American actress (1859–1927)

Georgia Woodthorpe Cooper Wallace (October 11, 1859 – August 25, 1927) was an American stage and film actress.

Georgia Woodthorpe was born on October 11, 1859 in California. Her stage career began when she was a child. She was the youngest actress to star as Ophelia opposite the famous actor Edwin Booth in Hamlet. She was the female lead in a number of productions, including The Danites (1894) and The Canuck (1894). She also appeared with Otis Skinner in Kismet and Florence Roberts in Zaza (1905).

She also appeared in a number of silent films, including the 18-part Universal serial film The Midnight Man (1919) and The Four Horsemen of the Apocalypse (1921),

Georgia Woodthorpe died on 25 August 1927 in Glendale, California.

------------

• Aim of the exercise:
List every stage production that the biographical sketch of Georgia Woodthorpe names, with any year it gives. These items were taken from a separate source.

Items drawn from a dataset:
------------

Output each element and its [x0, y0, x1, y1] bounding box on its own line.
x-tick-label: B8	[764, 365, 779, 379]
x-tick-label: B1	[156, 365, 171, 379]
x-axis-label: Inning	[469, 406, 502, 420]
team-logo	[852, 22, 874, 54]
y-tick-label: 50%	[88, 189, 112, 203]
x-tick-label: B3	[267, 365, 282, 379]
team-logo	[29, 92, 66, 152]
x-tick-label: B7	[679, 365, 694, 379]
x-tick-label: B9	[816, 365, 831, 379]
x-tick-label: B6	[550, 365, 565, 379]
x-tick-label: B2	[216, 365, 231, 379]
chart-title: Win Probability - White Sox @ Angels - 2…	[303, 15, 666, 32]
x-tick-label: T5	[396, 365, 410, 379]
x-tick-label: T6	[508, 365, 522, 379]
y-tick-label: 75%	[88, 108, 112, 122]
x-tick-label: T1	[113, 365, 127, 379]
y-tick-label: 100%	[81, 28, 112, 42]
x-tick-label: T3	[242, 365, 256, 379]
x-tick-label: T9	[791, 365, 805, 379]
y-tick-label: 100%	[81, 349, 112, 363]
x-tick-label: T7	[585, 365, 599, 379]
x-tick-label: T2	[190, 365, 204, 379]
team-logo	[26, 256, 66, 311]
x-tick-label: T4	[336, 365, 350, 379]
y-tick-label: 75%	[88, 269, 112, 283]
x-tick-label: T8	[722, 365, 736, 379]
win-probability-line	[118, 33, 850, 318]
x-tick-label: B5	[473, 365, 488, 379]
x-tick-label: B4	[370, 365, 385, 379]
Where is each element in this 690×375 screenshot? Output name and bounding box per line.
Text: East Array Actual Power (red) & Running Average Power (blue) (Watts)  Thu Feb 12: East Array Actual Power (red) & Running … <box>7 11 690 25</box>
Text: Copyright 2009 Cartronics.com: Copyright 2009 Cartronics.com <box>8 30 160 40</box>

------------

• Answer:
- Hamlet
- The Danites (1894)
- The Canuck (1894)
- Kismet
- Zaza (1905)